Output the material exactly, but drop every image it holds.
-- Start --
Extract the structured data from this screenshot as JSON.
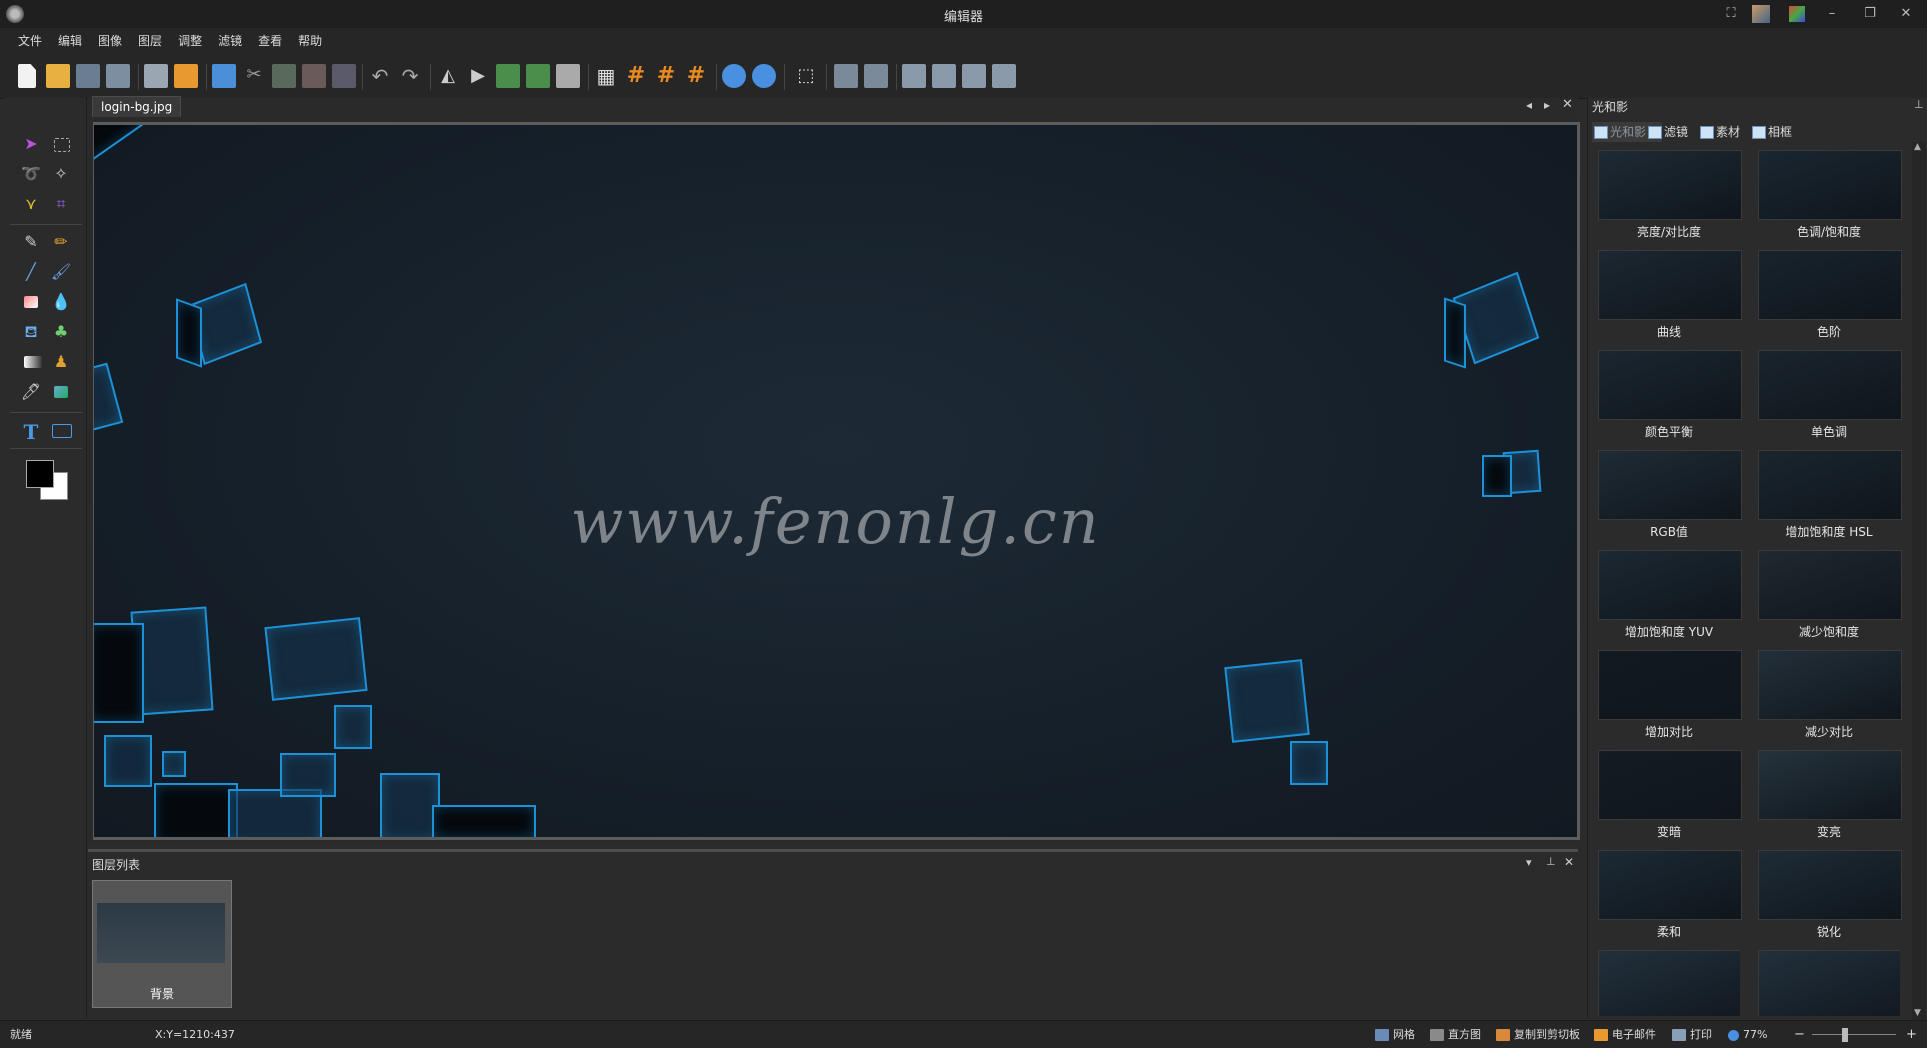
{
  "window": {
    "title": "编辑器"
  },
  "menu": [
    "文件",
    "编辑",
    "图像",
    "图层",
    "调整",
    "滤镜",
    "查看",
    "帮助"
  ],
  "document": {
    "tab_label": "login-bg.jpg",
    "watermark": "www.fenonlg.cn"
  },
  "right_panel": {
    "title": "光和影",
    "tabs": [
      "光和影",
      "滤镜",
      "素材",
      "相框"
    ],
    "active_tab": 0,
    "effects": [
      "亮度/对比度",
      "色调/饱和度",
      "曲线",
      "色阶",
      "颜色平衡",
      "单色调",
      "RGB值",
      "增加饱和度 HSL",
      "增加饱和度 YUV",
      "减少饱和度",
      "增加对比",
      "减少对比",
      "变暗",
      "变亮",
      "柔和",
      "锐化"
    ]
  },
  "layers_panel": {
    "title": "图层列表",
    "layers": [
      "背景"
    ]
  },
  "status": {
    "state": "就绪",
    "coords": "X:Y=1210:437",
    "grid": "网格",
    "histogram": "直方图",
    "copy": "复制到剪切板",
    "email": "电子邮件",
    "print": "打印",
    "zoom": "77%",
    "minus": "−",
    "plus": "+"
  },
  "colors": {
    "accent": "#1e90d6",
    "background": "#2b2b2b",
    "canvas": "#16202a"
  }
}
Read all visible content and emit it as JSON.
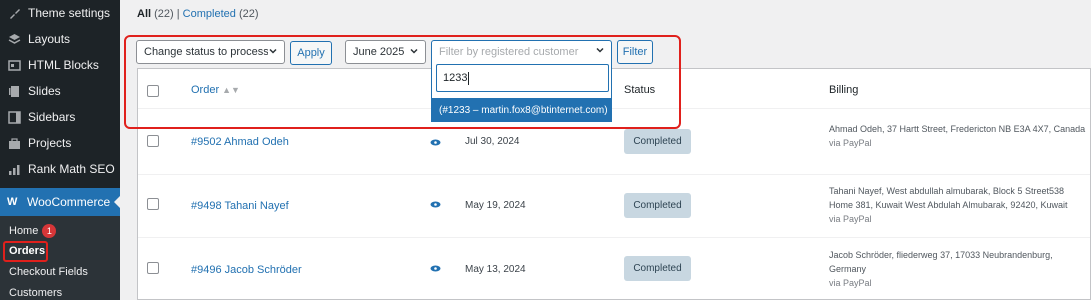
{
  "sidebar": {
    "items": [
      {
        "icon": "brush-icon",
        "label": "Theme settings"
      },
      {
        "icon": "layers-icon",
        "label": "Layouts"
      },
      {
        "icon": "html-blocks-icon",
        "label": "HTML Blocks"
      },
      {
        "icon": "slides-icon",
        "label": "Slides"
      },
      {
        "icon": "sidebars-icon",
        "label": "Sidebars"
      },
      {
        "icon": "projects-icon",
        "label": "Projects"
      },
      {
        "icon": "chart-icon",
        "label": "Rank Math SEO"
      }
    ],
    "woocommerce": {
      "icon": "woo-icon",
      "icon_text": "W",
      "label": "WooCommerce"
    },
    "submenu": {
      "home": "Home",
      "home_badge": "1",
      "orders": "Orders",
      "checkout_fields": "Checkout Fields",
      "customers": "Customers"
    }
  },
  "filters": {
    "all_label": "All",
    "all_count": "(22)",
    "separator": "|",
    "completed_label": "Completed",
    "completed_count": "(22)"
  },
  "tablenav": {
    "bulk_action": "Change status to processin",
    "apply": "Apply",
    "month": "June 2025",
    "customer_placeholder": "Filter by registered customer",
    "filter": "Filter",
    "search_value": "1233",
    "dropdown_option": "(#1233 – martin.fox8@btinternet.com)"
  },
  "table": {
    "headers": {
      "order": "Order",
      "status": "Status",
      "billing": "Billing"
    },
    "rows": [
      {
        "order": "#9502 Ahmad Odeh",
        "date": "Jul 30, 2024",
        "status": "Completed",
        "billing": "Ahmad Odeh, 37 Hartt Street, Fredericton NB E3A 4X7, Canada",
        "via": "via PayPal"
      },
      {
        "order": "#9498 Tahani Nayef",
        "date": "May 19, 2024",
        "status": "Completed",
        "billing": "Tahani Nayef, West abdullah almubarak, Block 5 Street538 Home 381, Kuwait West Abdulah Almubarak, 92420, Kuwait",
        "via": "via PayPal"
      },
      {
        "order": "#9496 Jacob Schröder",
        "date": "May 13, 2024",
        "status": "Completed",
        "billing": "Jacob Schröder, fliederweg 37, 17033 Neubrandenburg, Germany",
        "via": "via PayPal"
      }
    ]
  },
  "colors": {
    "accent": "#2271b1",
    "highlight": "#e0201c",
    "sidebar": "#1d2327",
    "status_completed": "#c8d7e1"
  }
}
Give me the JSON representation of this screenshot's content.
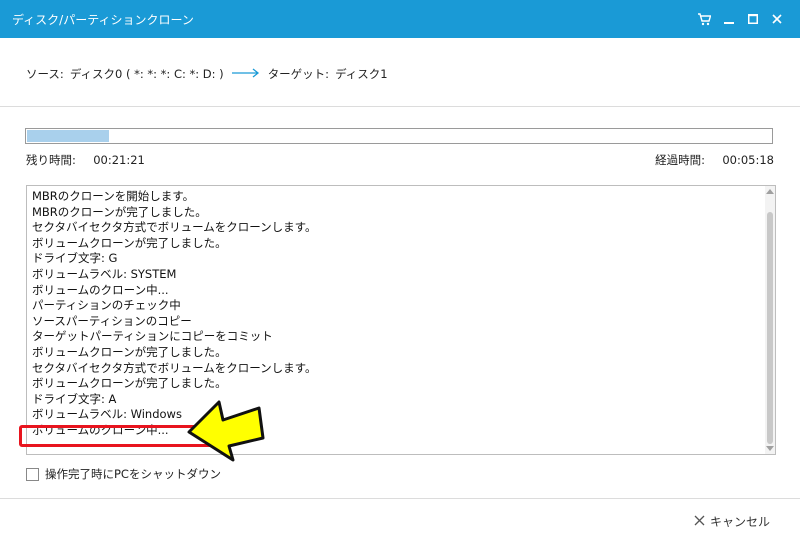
{
  "window": {
    "title": "ディスク/パーティションクローン",
    "accent_color": "#1a9ad6"
  },
  "titlebar_buttons": [
    "cart-icon",
    "minimize-icon",
    "maximize-icon",
    "close-icon"
  ],
  "route": {
    "source_label": "ソース:",
    "source_value": "ディスク0 ( *: *: *: C: *: D: )",
    "target_label": "ターゲット:",
    "target_value": "ディスク1"
  },
  "progress": {
    "fraction": 0.11,
    "remaining_label": "残り時間:",
    "remaining_value": "00:21:21",
    "elapsed_label": "経過時間:",
    "elapsed_value": "00:05:18"
  },
  "log": [
    "MBRのクローンを開始します。",
    "MBRのクローンが完了しました。",
    "セクタバイセクタ方式でボリュームをクローンします。",
    "ボリュームクローンが完了しました。",
    "ドライブ文字: G",
    "ボリュームラベル: SYSTEM",
    "ボリュームのクローン中...",
    "パーティションのチェック中",
    "ソースパーティションのコピー",
    "ターゲットパーティションにコピーをコミット",
    "ボリュームクローンが完了しました。",
    "セクタバイセクタ方式でボリュームをクローンします。",
    "ボリュームクローンが完了しました。",
    "ドライブ文字: A",
    "ボリュームラベル: Windows",
    "ボリュームのクローン中..."
  ],
  "shutdown_option": {
    "label": "操作完了時にPCをシャットダウン",
    "checked": false
  },
  "cancel": {
    "label": "キャンセル"
  },
  "annotation": {
    "highlight_color": "#e8141e",
    "arrow_color": "#ffff00"
  }
}
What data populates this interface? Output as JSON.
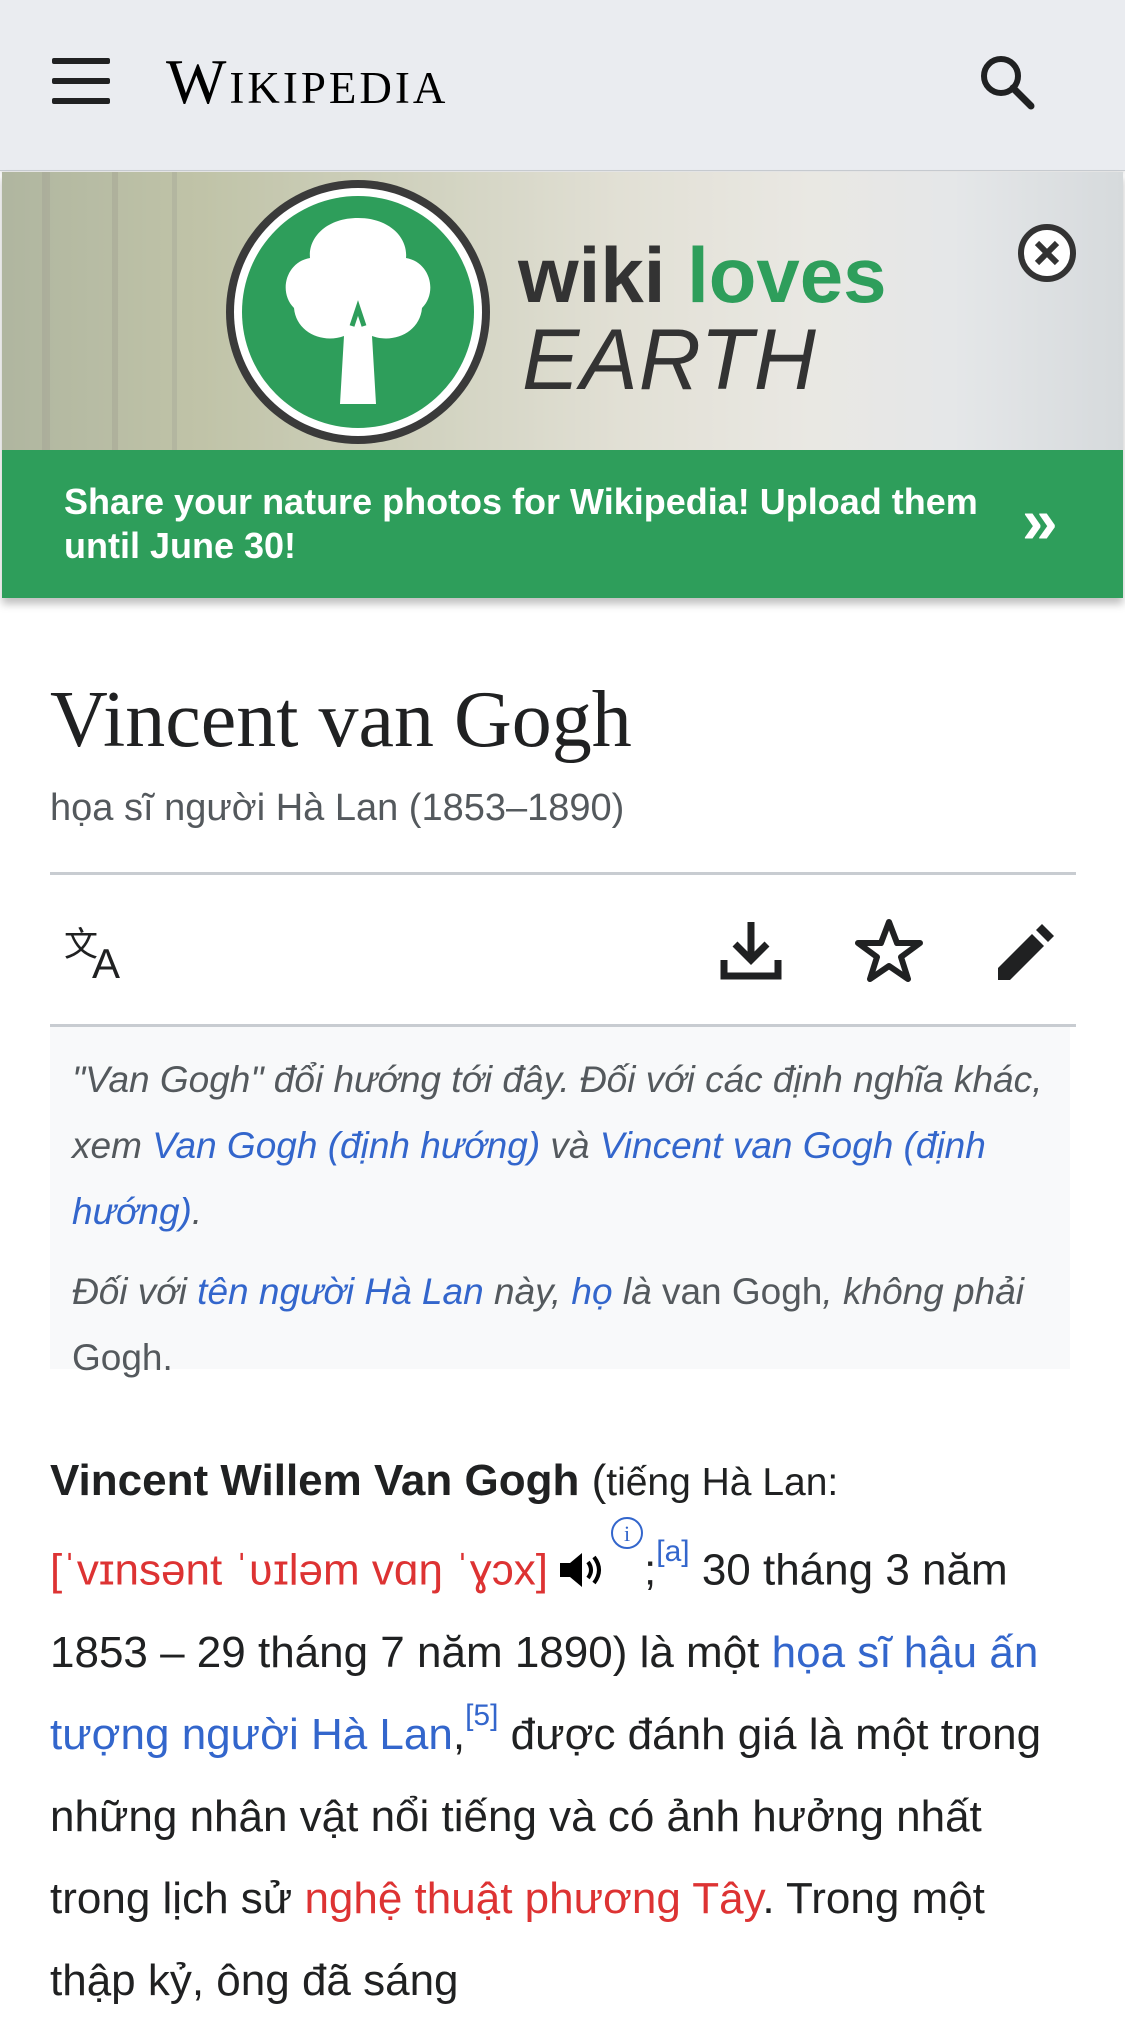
-- End --
§ **Answer to the exercise**:
Extract the structured data from this screenshot as JSON.
{
  "window": {
    "title": "编辑器"
  },
  "menu": [
    "文件",
    "编辑",
    "图像",
    "图层",
    "调整",
    "滤镜",
    "查看",
    "帮助"
  ],
  "document": {
    "tab_label": "login-bg.jpg",
    "watermark": "www.fenonlg.cn"
  },
  "right_panel": {
    "title": "光和影",
    "tabs": [
      "光和影",
      "滤镜",
      "素材",
      "相框"
    ],
    "active_tab": 0,
    "effects": [
      "亮度/对比度",
      "色调/饱和度",
      "曲线",
      "色阶",
      "颜色平衡",
      "单色调",
      "RGB值",
      "增加饱和度 HSL",
      "增加饱和度 YUV",
      "减少饱和度",
      "增加对比",
      "减少对比",
      "变暗",
      "变亮",
      "柔和",
      "锐化"
    ]
  },
  "layers_panel": {
    "title": "图层列表",
    "layers": [
      "背景"
    ]
  },
  "status": {
    "state": "就绪",
    "coords": "X:Y=1210:437",
    "grid": "网格",
    "histogram": "直方图",
    "copy": "复制到剪切板",
    "email": "电子邮件",
    "print": "打印",
    "zoom": "77%",
    "minus": "−",
    "plus": "+"
  },
  "colors": {
    "accent": "#1e90d6",
    "background": "#2b2b2b",
    "canvas": "#16202a"
  }
}
Read all visible content and emit it as JSON.
{
  "sidebar": {
    "items": [
      {
        "icon": "brush-icon",
        "label": "Theme settings"
      },
      {
        "icon": "layers-icon",
        "label": "Layouts"
      },
      {
        "icon": "html-blocks-icon",
        "label": "HTML Blocks"
      },
      {
        "icon": "slides-icon",
        "label": "Slides"
      },
      {
        "icon": "sidebars-icon",
        "label": "Sidebars"
      },
      {
        "icon": "projects-icon",
        "label": "Projects"
      },
      {
        "icon": "chart-icon",
        "label": "Rank Math SEO"
      }
    ],
    "woocommerce": {
      "icon": "woo-icon",
      "icon_text": "W",
      "label": "WooCommerce"
    },
    "submenu": {
      "home": "Home",
      "home_badge": "1",
      "orders": "Orders",
      "checkout_fields": "Checkout Fields",
      "customers": "Customers"
    }
  },
  "filters": {
    "all_label": "All",
    "all_count": "(22)",
    "separator": "|",
    "completed_label": "Completed",
    "completed_count": "(22)"
  },
  "tablenav": {
    "bulk_action": "Change status to processin",
    "apply": "Apply",
    "month": "June 2025",
    "customer_placeholder": "Filter by registered customer",
    "filter": "Filter",
    "search_value": "1233",
    "dropdown_option": "(#1233 – martin.fox8@btinternet.com)"
  },
  "table": {
    "headers": {
      "order": "Order",
      "status": "Status",
      "billing": "Billing"
    },
    "rows": [
      {
        "order": "#9502 Ahmad Odeh",
        "date": "Jul 30, 2024",
        "status": "Completed",
        "billing": "Ahmad Odeh, 37 Hartt Street, Fredericton NB E3A 4X7, Canada",
        "via": "via PayPal"
      },
      {
        "order": "#9498 Tahani Nayef",
        "date": "May 19, 2024",
        "status": "Completed",
        "billing": "Tahani Nayef, West abdullah almubarak, Block 5 Street538 Home 381, Kuwait West Abdulah Almubarak, 92420, Kuwait",
        "via": "via PayPal"
      },
      {
        "order": "#9496 Jacob Schröder",
        "date": "May 13, 2024",
        "status": "Completed",
        "billing": "Jacob Schröder, fliederweg 37, 17033 Neubrandenburg, Germany",
        "via": "via PayPal"
      }
    ]
  },
  "colors": {
    "accent": "#2271b1",
    "highlight": "#e0201c",
    "sidebar": "#1d2327",
    "status_completed": "#c8d7e1"
  }
}
Give me the JSON representation of this screenshot's content.
{
  "window": {
    "title": "ディスク/パーティションクローン",
    "accent_color": "#1a9ad6"
  },
  "titlebar_buttons": [
    "cart-icon",
    "minimize-icon",
    "maximize-icon",
    "close-icon"
  ],
  "route": {
    "source_label": "ソース:",
    "source_value": "ディスク0 ( *: *: *: C: *: D: )",
    "target_label": "ターゲット:",
    "target_value": "ディスク1"
  },
  "progress": {
    "fraction": 0.11,
    "remaining_label": "残り時間:",
    "remaining_value": "00:21:21",
    "elapsed_label": "経過時間:",
    "elapsed_value": "00:05:18"
  },
  "log": [
    "MBRのクローンを開始します。",
    "MBRのクローンが完了しました。",
    "セクタバイセクタ方式でボリュームをクローンします。",
    "ボリュームクローンが完了しました。",
    "ドライブ文字: G",
    "ボリュームラベル: SYSTEM",
    "ボリュームのクローン中...",
    "パーティションのチェック中",
    "ソースパーティションのコピー",
    "ターゲットパーティションにコピーをコミット",
    "ボリュームクローンが完了しました。",
    "セクタバイセクタ方式でボリュームをクローンします。",
    "ボリュームクローンが完了しました。",
    "ドライブ文字: A",
    "ボリュームラベル: Windows",
    "ボリュームのクローン中..."
  ],
  "shutdown_option": {
    "label": "操作完了時にPCをシャットダウン",
    "checked": false
  },
  "cancel": {
    "label": "キャンセル"
  },
  "annotation": {
    "highlight_color": "#e8141e",
    "arrow_color": "#ffff00"
  }
}
What data populates this interface? Output as JSON.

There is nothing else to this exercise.